十数年ぶりのお笑いの風景 その2

前回の記事はこちら。

人生の転換期でのお笑いとの再会

自分が十数年お笑いを見ていなかった時期の、しかもほとんど知らない東京の芸人さんに興味を持ってよしもと中尾班YOUTUBE劇場を見始めたのは年が明けて1月も半ばのことでした。
そのころの私は年明けとともに働き始めた介護系の会社を二週間弱で退社しており、やはりこれからどうしようと途方に暮れていたのでした。

自分はコロナ禍関係なく、むしろ需要は高まってる中自主的に失職していたけど、働きたくても道を閉ざされた、TVでは見られない芸人さんがこんなにいるんだと、ある意味新鮮な気持ちで見ていました。
自分が寄席などにも通った経験があるので、劇場でしか見られない芸人さんがおられるのは重々承知していましたが、なるほど人がいなければ劇場や営業も仕事はなくなります。
こういう形でネタを見られるようにされて、配信に活路を見出されていたのも新鮮に感じました。

配信が増えたのはコロナ禍で良かった数少ない一つだなと思います。そうでなければ、私は東京の劇場や芸人さんのことを全く知らないままだったと思います。

「おしみんまる」さん

で、私はその中尾班ユーチューブ劇場の、所属の芸人さんたちが出てきて自己紹介およびネタを披露される動画の中で「おしみんまる」さんという芸人さんに興味を持ちました。

その方は「犬の心」というコンビを解散してピン芸人になられたばかりで、芸歴は20年以上、KOC決勝進出、結婚、離婚、コンビ解散、二度の改名と、波乱万丈というか高低差の激しい芸歴および経歴を淡々と説明され、たまたまその場に居合わせたとおっしゃる解散したての元相方さんと即興でネタをされていたのです。

で、それを見ていてなんだかものすごく興味が湧いて、おしみんまるさんのチャンネルを見つけ、そちらも見るようになりました。
おしみんまるさんはもちろんですが、「犬の心」というコンビも知らず(注意:私はお笑いから離れていた15年ほどはどんなに人気のあったコンビもよく知ってても名前程度、顔すら一致しない人間でした。TVは見てなかったのでTVの露出も全く関係ありません。)どんな方なのかと動画を見ていたのですが、何やらこちらも波瀾万丈だったことが見ているうちに分かってきました。
千鳥さんとカジサックさんは知っていました。20年前お笑いを見ていた時に。今はベテランの人気芸人さん&ユーチューバーになっていたことで時の流れを感じつつ、おしみんまるさんの淡々とまゆげを剃る動画や、元相方さんを呼んでの最初で最後の配信のアーカイブなどを時の流れを感じながら見ていました。
そして、その中のひとつの配信のアーカイブで、「しずる村上」さんを見たのです。この事は次の記事で書こうと思います。

• やること
お笑いについてのこの記事で、おしみんまるさんが解散してピン芸人になる前に組んでいたコンビの名前は何ですか。 答えはこの記事に書かれていることだけをもとにしてください。

• 渡されたデータ
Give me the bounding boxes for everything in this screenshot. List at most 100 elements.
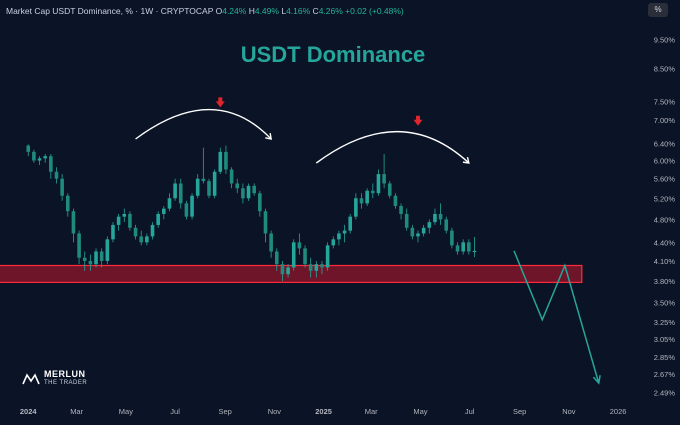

• 求める答え
「犬の心」です。